Task directions
Can you reproduce the data beneath, keeping every line exact?

Records provided
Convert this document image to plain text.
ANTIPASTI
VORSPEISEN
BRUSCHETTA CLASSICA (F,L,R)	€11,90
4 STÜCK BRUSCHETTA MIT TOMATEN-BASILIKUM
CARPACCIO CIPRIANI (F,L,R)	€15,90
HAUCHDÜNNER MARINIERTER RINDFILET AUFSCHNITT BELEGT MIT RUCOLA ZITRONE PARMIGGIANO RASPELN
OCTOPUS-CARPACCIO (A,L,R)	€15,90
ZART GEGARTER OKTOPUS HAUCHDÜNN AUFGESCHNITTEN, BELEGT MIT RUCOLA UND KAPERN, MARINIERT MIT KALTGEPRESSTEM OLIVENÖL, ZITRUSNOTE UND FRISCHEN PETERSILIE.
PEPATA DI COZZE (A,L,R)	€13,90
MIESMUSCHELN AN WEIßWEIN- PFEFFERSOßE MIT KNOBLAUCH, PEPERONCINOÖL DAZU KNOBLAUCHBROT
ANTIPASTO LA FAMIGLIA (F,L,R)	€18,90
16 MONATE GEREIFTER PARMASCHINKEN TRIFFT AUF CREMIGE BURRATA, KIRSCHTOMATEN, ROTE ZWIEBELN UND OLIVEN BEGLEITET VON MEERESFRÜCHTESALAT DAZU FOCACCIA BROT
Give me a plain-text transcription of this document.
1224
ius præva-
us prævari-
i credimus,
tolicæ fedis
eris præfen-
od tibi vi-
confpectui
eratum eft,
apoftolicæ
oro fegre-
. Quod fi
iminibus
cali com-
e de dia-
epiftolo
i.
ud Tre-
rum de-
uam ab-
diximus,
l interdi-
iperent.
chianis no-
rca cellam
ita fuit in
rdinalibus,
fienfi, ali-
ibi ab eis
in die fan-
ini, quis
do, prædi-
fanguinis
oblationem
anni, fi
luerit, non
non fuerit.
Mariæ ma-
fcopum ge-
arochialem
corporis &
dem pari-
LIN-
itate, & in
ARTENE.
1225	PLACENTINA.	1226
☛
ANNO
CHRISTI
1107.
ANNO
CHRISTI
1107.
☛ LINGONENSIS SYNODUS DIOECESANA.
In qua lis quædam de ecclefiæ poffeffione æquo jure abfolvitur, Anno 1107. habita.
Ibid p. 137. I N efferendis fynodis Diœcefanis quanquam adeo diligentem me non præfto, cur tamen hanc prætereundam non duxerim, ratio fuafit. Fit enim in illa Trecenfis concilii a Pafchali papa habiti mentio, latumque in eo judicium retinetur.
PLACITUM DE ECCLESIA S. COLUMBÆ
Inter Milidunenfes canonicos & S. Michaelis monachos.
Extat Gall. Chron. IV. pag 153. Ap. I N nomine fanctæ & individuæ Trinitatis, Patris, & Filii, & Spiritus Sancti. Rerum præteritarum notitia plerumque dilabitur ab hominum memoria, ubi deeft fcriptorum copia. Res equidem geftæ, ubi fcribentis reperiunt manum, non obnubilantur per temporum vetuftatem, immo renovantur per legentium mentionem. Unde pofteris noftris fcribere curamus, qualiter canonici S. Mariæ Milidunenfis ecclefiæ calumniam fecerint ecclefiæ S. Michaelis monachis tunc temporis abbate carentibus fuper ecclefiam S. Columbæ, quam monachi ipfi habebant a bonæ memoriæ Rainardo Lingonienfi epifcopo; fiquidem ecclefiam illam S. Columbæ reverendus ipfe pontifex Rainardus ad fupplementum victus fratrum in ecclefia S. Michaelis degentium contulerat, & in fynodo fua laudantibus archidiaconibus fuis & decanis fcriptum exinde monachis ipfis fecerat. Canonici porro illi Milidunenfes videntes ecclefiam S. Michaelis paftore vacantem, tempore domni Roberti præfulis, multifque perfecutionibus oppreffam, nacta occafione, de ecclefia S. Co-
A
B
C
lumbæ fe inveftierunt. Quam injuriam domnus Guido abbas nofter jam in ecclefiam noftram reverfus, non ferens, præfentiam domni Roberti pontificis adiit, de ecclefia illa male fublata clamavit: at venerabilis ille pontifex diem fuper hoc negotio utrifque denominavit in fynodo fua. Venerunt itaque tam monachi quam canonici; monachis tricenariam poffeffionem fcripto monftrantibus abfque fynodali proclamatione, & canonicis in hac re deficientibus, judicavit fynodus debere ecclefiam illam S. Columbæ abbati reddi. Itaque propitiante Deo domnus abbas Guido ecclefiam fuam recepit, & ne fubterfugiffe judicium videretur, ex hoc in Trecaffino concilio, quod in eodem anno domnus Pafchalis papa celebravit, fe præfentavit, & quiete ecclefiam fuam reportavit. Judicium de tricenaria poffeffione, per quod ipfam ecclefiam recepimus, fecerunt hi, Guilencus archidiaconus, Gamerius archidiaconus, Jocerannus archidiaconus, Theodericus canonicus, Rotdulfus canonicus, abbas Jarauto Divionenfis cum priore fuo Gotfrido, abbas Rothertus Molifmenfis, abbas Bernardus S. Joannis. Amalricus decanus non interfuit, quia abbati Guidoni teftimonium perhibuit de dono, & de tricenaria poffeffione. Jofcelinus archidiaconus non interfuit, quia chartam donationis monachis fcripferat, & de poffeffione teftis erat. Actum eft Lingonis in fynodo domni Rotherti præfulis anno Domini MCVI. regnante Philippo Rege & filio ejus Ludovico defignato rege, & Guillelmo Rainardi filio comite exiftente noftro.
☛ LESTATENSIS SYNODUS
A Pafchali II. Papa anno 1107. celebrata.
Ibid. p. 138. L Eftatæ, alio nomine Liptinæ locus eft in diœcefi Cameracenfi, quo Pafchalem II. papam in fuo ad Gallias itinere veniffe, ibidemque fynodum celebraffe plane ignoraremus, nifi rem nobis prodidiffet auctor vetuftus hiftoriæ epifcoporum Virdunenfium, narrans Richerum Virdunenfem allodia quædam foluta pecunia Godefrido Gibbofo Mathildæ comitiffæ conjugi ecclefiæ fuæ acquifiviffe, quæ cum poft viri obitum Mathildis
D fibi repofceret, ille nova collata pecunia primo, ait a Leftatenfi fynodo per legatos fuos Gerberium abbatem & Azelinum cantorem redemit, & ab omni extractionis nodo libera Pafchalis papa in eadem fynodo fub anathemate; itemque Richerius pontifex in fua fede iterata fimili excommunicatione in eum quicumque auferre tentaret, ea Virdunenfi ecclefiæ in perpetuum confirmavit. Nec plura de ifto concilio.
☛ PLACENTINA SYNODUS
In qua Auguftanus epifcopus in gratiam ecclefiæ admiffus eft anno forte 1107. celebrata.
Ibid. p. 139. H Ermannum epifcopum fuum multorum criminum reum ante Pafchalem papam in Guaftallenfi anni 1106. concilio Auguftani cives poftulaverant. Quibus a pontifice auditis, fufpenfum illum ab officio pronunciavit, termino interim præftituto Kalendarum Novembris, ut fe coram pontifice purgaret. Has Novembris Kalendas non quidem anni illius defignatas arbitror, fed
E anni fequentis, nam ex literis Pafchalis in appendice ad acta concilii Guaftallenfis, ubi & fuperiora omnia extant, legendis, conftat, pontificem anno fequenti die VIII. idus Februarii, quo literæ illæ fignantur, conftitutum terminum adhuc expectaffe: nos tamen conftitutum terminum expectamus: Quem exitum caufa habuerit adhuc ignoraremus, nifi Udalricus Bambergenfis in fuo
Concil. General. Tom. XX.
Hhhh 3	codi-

Solved exercise
Convert this document image to plain text.
ANTIPASTI
VORSPEISEN
BRUSCHETTA CLASSICA (F,L,R)	€11,90
4 STÜCK BRUSCHETTA MIT TOMATEN-BASILIKUM
CARPACCIO CIPRIANI (F,L,R)	€15,90
HAUCHDÜNNER MARINIERTER RINDFILET AUFSCHNITT BELEGT MIT RUCOLA ZITRONE PARMIGGIANO RASPELN
OCTOPUS-CARPACCIO (A,L,R)	€15,90
ZART GEGARTER OKTOPUS HAUCHDÜNN AUFGESCHNITTEN, BELEGT MIT RUCOLA UND KAPERN, MARINIERT MIT KALTGEPRESSTEM OLIVENÖL, ZITRUSNOTE UND FRISCHEN PETERSILIE.
PEPATA DI COZZE (A,L,R)	€13,90
MIESMUSCHELN AN WEIßWEIN- PFEFFERSOßE MIT KNOBLAUCH, PEPERONCINOÖL DAZU KNOBLAUCHBROT
ANTIPASTO LA FAMIGLIA (F,L,R)	€18,90
16 MONATE GEREIFTER PARMASCHINKEN TRIFFT AUF CREMIGE BURRATA, KIRSCHTOMATEN, ROTE ZWIEBELN UND OLIVEN BEGLEITET VON MEERESFRÜCHTESALAT DAZU FOCACCIA BROT
Give me a plain-text transcription of this document.
1224
ius præva-
us prævari-
i credimus,
tolicæ fedis
eris præfen-
od tibi vi-
confpectui
eratum eft,
apoftolicæ
oro fegre-
. Quod fi
iminibus
cali com-
e de dia-
epiftolo
i.
ud Tre-
rum de-
uam ab-
diximus,
l interdi-
iperent.
chianis no-
rca cellam
ita fuit in
rdinalibus,
fienfi, ali-
ibi ab eis
in die fan-
ini, quis
do, prædi-
fanguinis
oblationem
anni, fi
luerit, non
non fuerit.
Mariæ ma-
fcopum ge-
arochialem
corporis &
dem pari-
LIN-
itate, & in
ARTENE.
1225	PLACENTINA.	1226
☛
ANNO
CHRISTI
1107.
ANNO
CHRISTI
1107.
☛ LINGONENSIS SYNODUS DIOECESANA.
In qua lis quædam de ecclefiæ poffeffione æquo jure abfolvitur, Anno 1107. habita.
Ibid p. 137. I N efferendis fynodis Diœcefanis quanquam adeo diligentem me non præfto, cur tamen hanc prætereundam non duxerim, ratio fuafit. Fit enim in illa Trecenfis concilii a Pafchali papa habiti mentio, latumque in eo judicium retinetur.
PLACITUM DE ECCLESIA S. COLUMBÆ
Inter Milidunenfes canonicos & S. Michaelis monachos.
Extat Gall. Chron. IV. pag 153. Ap. I N nomine fanctæ & individuæ Trinitatis, Patris, & Filii, & Spiritus Sancti. Rerum præteritarum notitia plerumque dilabitur ab hominum memoria, ubi deeft fcriptorum copia. Res equidem geftæ, ubi fcribentis reperiunt manum, non obnubilantur per temporum vetuftatem, immo renovantur per legentium mentionem. Unde pofteris noftris fcribere curamus, qualiter canonici S. Mariæ Milidunenfis ecclefiæ calumniam fecerint ecclefiæ S. Michaelis monachis tunc temporis abbate carentibus fuper ecclefiam S. Columbæ, quam monachi ipfi habebant a bonæ memoriæ Rainardo Lingonienfi epifcopo; fiquidem ecclefiam illam S. Columbæ reverendus ipfe pontifex Rainardus ad fupplementum victus fratrum in ecclefia S. Michaelis degentium contulerat, & in fynodo fua laudantibus archidiaconibus fuis & decanis fcriptum exinde monachis ipfis fecerat. Canonici porro illi Milidunenfes videntes ecclefiam S. Michaelis paftore vacantem, tempore domni Roberti præfulis, multifque perfecutionibus oppreffam, nacta occafione, de ecclefia S. Co-
A
B
C
lumbæ fe inveftierunt. Quam injuriam domnus Guido abbas nofter jam in ecclefiam noftram reverfus, non ferens, præfentiam domni Roberti pontificis adiit, de ecclefia illa male fublata clamavit: at venerabilis ille pontifex diem fuper hoc negotio utrifque denominavit in fynodo fua. Venerunt itaque tam monachi quam canonici; monachis tricenariam poffeffionem fcripto monftrantibus abfque fynodali proclamatione, & canonicis in hac re deficientibus, judicavit fynodus debere ecclefiam illam S. Columbæ abbati reddi. Itaque propitiante Deo domnus abbas Guido ecclefiam fuam recepit, & ne fubterfugiffe judicium videretur, ex hoc in Trecaffino concilio, quod in eodem anno domnus Pafchalis papa celebravit, fe præfentavit, & quiete ecclefiam fuam reportavit. Judicium de tricenaria poffeffione, per quod ipfam ecclefiam recepimus, fecerunt hi, Guilencus archidiaconus, Gamerius archidiaconus, Jocerannus archidiaconus, Theodericus canonicus, Rotdulfus canonicus, abbas Jarauto Divionenfis cum priore fuo Gotfrido, abbas Rothertus Molifmenfis, abbas Bernardus S. Joannis. Amalricus decanus non interfuit, quia abbati Guidoni teftimonium perhibuit de dono, & de tricenaria poffeffione. Jofcelinus archidiaconus non interfuit, quia chartam donationis monachis fcripferat, & de poffeffione teftis erat. Actum eft Lingonis in fynodo domni Rotherti præfulis anno Domini MCVI. regnante Philippo Rege & filio ejus Ludovico defignato rege, & Guillelmo Rainardi filio comite exiftente noftro.
☛ LESTATENSIS SYNODUS
A Pafchali II. Papa anno 1107. celebrata.
Ibid. p. 138. L Eftatæ, alio nomine Liptinæ locus eft in diœcefi Cameracenfi, quo Pafchalem II. papam in fuo ad Gallias itinere veniffe, ibidemque fynodum celebraffe plane ignoraremus, nifi rem nobis prodidiffet auctor vetuftus hiftoriæ epifcoporum Virdunenfium, narrans Richerum Virdunenfem allodia quædam foluta pecunia Godefrido Gibbofo Mathildæ comitiffæ conjugi ecclefiæ fuæ acquifiviffe, quæ cum poft viri obitum Mathildis
D fibi repofceret, ille nova collata pecunia primo, ait a Leftatenfi fynodo per legatos fuos Gerberium abbatem & Azelinum cantorem redemit, & ab omni extractionis nodo libera Pafchalis papa in eadem fynodo fub anathemate; itemque Richerius pontifex in fua fede iterata fimili excommunicatione in eum quicumque auferre tentaret, ea Virdunenfi ecclefiæ in perpetuum confirmavit. Nec plura de ifto concilio.
☛ PLACENTINA SYNODUS
In qua Auguftanus epifcopus in gratiam ecclefiæ admiffus eft anno forte 1107. celebrata.
Ibid. p. 139. H Ermannum epifcopum fuum multorum criminum reum ante Pafchalem papam in Guaftallenfi anni 1106. concilio Auguftani cives poftulaverant. Quibus a pontifice auditis, fufpenfum illum ab officio pronunciavit, termino interim præftituto Kalendarum Novembris, ut fe coram pontifice purgaret. Has Novembris Kalendas non quidem anni illius defignatas arbitror, fed
E anni fequentis, nam ex literis Pafchalis in appendice ad acta concilii Guaftallenfis, ubi & fuperiora omnia extant, legendis, conftat, pontificem anno fequenti die VIII. idus Februarii, quo literæ illæ fignantur, conftitutum terminum adhuc expectaffe: nos tamen conftitutum terminum expectamus: Quem exitum caufa habuerit adhuc ignoraremus, nifi Udalricus Bambergenfis in fuo
Concil. General. Tom. XX.
Hhhh 3	codi-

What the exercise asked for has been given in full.